## Begin

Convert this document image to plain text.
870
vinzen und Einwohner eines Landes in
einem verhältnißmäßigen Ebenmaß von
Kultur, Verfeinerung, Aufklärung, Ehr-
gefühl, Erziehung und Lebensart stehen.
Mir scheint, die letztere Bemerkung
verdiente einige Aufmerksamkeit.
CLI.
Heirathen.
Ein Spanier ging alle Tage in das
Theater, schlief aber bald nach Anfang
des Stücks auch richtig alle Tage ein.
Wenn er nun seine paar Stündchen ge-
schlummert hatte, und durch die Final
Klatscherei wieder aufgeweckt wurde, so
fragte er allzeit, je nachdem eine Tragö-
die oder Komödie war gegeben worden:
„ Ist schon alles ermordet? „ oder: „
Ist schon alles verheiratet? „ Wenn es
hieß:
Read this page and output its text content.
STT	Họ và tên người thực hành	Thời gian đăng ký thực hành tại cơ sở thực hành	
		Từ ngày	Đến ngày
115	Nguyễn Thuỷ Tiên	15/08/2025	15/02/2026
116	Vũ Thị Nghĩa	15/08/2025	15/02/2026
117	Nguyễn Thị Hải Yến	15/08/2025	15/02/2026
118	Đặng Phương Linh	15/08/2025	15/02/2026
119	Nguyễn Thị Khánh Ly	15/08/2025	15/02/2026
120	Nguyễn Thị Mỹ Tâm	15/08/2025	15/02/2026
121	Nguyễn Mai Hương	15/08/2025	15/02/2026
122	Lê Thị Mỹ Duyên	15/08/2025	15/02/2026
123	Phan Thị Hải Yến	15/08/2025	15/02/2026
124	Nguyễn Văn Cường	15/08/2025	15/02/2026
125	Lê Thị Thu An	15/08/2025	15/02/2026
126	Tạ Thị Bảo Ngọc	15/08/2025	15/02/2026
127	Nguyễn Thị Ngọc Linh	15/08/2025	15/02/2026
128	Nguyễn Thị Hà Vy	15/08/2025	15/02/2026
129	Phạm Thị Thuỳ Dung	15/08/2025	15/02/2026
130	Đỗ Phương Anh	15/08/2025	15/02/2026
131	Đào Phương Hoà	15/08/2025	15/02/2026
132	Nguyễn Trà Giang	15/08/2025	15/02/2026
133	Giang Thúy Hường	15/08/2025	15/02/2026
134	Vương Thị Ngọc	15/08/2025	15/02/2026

## End

> [Exercise description] Wherever the string "schon" appears in the entries above, list that line.

> [Response to this task]
„ Ist schon alles ermordet? „ oder: „
Ist schon alles verheiratet? „ Wenn es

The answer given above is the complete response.